Restate the entire listing word for word.
-- Start of INFORMATION GIVEN --
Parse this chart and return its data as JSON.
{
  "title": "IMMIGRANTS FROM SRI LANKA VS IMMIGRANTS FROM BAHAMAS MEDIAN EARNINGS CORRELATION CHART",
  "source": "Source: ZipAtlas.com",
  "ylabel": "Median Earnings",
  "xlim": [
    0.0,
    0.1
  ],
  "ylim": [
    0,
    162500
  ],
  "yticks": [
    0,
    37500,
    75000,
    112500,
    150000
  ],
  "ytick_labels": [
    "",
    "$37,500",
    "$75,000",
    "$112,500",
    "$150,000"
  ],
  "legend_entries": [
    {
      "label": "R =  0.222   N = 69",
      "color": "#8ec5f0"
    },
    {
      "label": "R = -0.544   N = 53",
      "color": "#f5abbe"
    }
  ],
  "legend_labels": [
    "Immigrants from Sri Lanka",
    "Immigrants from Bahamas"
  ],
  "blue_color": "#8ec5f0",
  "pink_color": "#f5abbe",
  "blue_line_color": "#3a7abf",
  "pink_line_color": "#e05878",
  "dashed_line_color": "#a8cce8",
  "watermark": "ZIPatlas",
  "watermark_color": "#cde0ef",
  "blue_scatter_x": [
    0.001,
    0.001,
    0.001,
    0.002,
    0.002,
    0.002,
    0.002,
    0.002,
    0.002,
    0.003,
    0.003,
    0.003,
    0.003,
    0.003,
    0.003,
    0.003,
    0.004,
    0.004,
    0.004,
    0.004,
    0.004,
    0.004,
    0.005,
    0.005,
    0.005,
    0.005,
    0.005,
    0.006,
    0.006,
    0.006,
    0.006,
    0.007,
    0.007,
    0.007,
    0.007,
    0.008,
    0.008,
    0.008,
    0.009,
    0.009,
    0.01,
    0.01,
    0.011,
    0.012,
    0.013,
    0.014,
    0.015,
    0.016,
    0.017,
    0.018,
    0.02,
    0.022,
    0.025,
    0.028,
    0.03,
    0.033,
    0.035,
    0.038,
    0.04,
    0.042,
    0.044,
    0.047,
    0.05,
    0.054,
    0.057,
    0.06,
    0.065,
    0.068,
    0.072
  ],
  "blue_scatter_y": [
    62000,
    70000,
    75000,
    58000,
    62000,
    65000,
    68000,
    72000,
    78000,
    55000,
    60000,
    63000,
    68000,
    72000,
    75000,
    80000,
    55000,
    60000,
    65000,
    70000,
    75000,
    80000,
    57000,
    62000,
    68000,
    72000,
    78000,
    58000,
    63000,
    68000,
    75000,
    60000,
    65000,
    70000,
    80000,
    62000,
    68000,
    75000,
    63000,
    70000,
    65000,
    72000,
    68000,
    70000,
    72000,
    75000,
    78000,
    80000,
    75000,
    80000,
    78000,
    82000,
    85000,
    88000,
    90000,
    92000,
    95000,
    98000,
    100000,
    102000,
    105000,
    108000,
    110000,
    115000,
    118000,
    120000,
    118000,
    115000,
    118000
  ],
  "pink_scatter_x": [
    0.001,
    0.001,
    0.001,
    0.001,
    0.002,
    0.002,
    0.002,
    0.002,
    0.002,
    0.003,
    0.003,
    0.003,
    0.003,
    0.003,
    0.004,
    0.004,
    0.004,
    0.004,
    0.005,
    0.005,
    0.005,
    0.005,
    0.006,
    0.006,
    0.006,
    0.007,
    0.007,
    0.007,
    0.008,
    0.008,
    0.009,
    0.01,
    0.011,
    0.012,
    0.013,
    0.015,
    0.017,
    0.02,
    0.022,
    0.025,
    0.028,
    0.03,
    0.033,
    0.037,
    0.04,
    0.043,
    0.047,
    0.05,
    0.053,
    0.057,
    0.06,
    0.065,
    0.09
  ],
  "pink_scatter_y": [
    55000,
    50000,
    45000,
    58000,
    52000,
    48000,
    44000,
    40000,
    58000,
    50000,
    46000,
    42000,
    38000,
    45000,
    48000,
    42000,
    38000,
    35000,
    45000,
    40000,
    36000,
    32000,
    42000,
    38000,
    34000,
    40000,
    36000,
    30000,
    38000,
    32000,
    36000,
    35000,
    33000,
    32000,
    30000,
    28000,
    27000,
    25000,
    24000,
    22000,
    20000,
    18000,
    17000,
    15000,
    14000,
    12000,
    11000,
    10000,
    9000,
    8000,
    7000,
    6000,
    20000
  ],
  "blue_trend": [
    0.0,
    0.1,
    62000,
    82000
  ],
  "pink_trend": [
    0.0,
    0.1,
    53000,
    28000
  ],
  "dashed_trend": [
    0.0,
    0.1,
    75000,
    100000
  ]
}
-- End of INFORMATION GIVEN --
→ **WRITTEN REPLY**:
Parse this chart and return its data as JSON.
{
  "title": "IMMIGRANTS FROM SRI LANKA VS IMMIGRANTS FROM BAHAMAS MEDIAN EARNINGS CORRELATION CHART",
  "source": "Source: ZipAtlas.com",
  "ylabel": "Median Earnings",
  "xlim": [
    0.0,
    0.1
  ],
  "ylim": [
    0,
    162500
  ],
  "yticks": [
    0,
    37500,
    75000,
    112500,
    150000
  ],
  "ytick_labels": [
    "",
    "$37,500",
    "$75,000",
    "$112,500",
    "$150,000"
  ],
  "legend_entries": [
    {
      "label": "R =  0.222   N = 69",
      "color": "#8ec5f0"
    },
    {
      "label": "R = -0.544   N = 53",
      "color": "#f5abbe"
    }
  ],
  "legend_labels": [
    "Immigrants from Sri Lanka",
    "Immigrants from Bahamas"
  ],
  "blue_color": "#8ec5f0",
  "pink_color": "#f5abbe",
  "blue_line_color": "#3a7abf",
  "pink_line_color": "#e05878",
  "dashed_line_color": "#a8cce8",
  "watermark": "ZIPatlas",
  "watermark_color": "#cde0ef",
  "blue_scatter_x": [
    0.001,
    0.001,
    0.001,
    0.002,
    0.002,
    0.002,
    0.002,
    0.002,
    0.002,
    0.003,
    0.003,
    0.003,
    0.003,
    0.003,
    0.003,
    0.003,
    0.004,
    0.004,
    0.004,
    0.004,
    0.004,
    0.004,
    0.005,
    0.005,
    0.005,
    0.005,
    0.005,
    0.006,
    0.006,
    0.006,
    0.006,
    0.007,
    0.007,
    0.007,
    0.007,
    0.008,
    0.008,
    0.008,
    0.009,
    0.009,
    0.01,
    0.01,
    0.011,
    0.012,
    0.013,
    0.014,
    0.015,
    0.016,
    0.017,
    0.018,
    0.02,
    0.022,
    0.025,
    0.028,
    0.03,
    0.033,
    0.035,
    0.038,
    0.04,
    0.042,
    0.044,
    0.047,
    0.05,
    0.054,
    0.057,
    0.06,
    0.065,
    0.068,
    0.072
  ],
  "blue_scatter_y": [
    62000,
    70000,
    75000,
    58000,
    62000,
    65000,
    68000,
    72000,
    78000,
    55000,
    60000,
    63000,
    68000,
    72000,
    75000,
    80000,
    55000,
    60000,
    65000,
    70000,
    75000,
    80000,
    57000,
    62000,
    68000,
    72000,
    78000,
    58000,
    63000,
    68000,
    75000,
    60000,
    65000,
    70000,
    80000,
    62000,
    68000,
    75000,
    63000,
    70000,
    65000,
    72000,
    68000,
    70000,
    72000,
    75000,
    78000,
    80000,
    75000,
    80000,
    78000,
    82000,
    85000,
    88000,
    90000,
    92000,
    95000,
    98000,
    100000,
    102000,
    105000,
    108000,
    110000,
    115000,
    118000,
    120000,
    118000,
    115000,
    118000
  ],
  "pink_scatter_x": [
    0.001,
    0.001,
    0.001,
    0.001,
    0.002,
    0.002,
    0.002,
    0.002,
    0.002,
    0.003,
    0.003,
    0.003,
    0.003,
    0.003,
    0.004,
    0.004,
    0.004,
    0.004,
    0.005,
    0.005,
    0.005,
    0.005,
    0.006,
    0.006,
    0.006,
    0.007,
    0.007,
    0.007,
    0.008,
    0.008,
    0.009,
    0.01,
    0.011,
    0.012,
    0.013,
    0.015,
    0.017,
    0.02,
    0.022,
    0.025,
    0.028,
    0.03,
    0.033,
    0.037,
    0.04,
    0.043,
    0.047,
    0.05,
    0.053,
    0.057,
    0.06,
    0.065,
    0.09
  ],
  "pink_scatter_y": [
    55000,
    50000,
    45000,
    58000,
    52000,
    48000,
    44000,
    40000,
    58000,
    50000,
    46000,
    42000,
    38000,
    45000,
    48000,
    42000,
    38000,
    35000,
    45000,
    40000,
    36000,
    32000,
    42000,
    38000,
    34000,
    40000,
    36000,
    30000,
    38000,
    32000,
    36000,
    35000,
    33000,
    32000,
    30000,
    28000,
    27000,
    25000,
    24000,
    22000,
    20000,
    18000,
    17000,
    15000,
    14000,
    12000,
    11000,
    10000,
    9000,
    8000,
    7000,
    6000,
    20000
  ],
  "blue_trend": [
    0.0,
    0.1,
    62000,
    82000
  ],
  "pink_trend": [
    0.0,
    0.1,
    53000,
    28000
  ],
  "dashed_trend": [
    0.0,
    0.1,
    75000,
    100000
  ]
}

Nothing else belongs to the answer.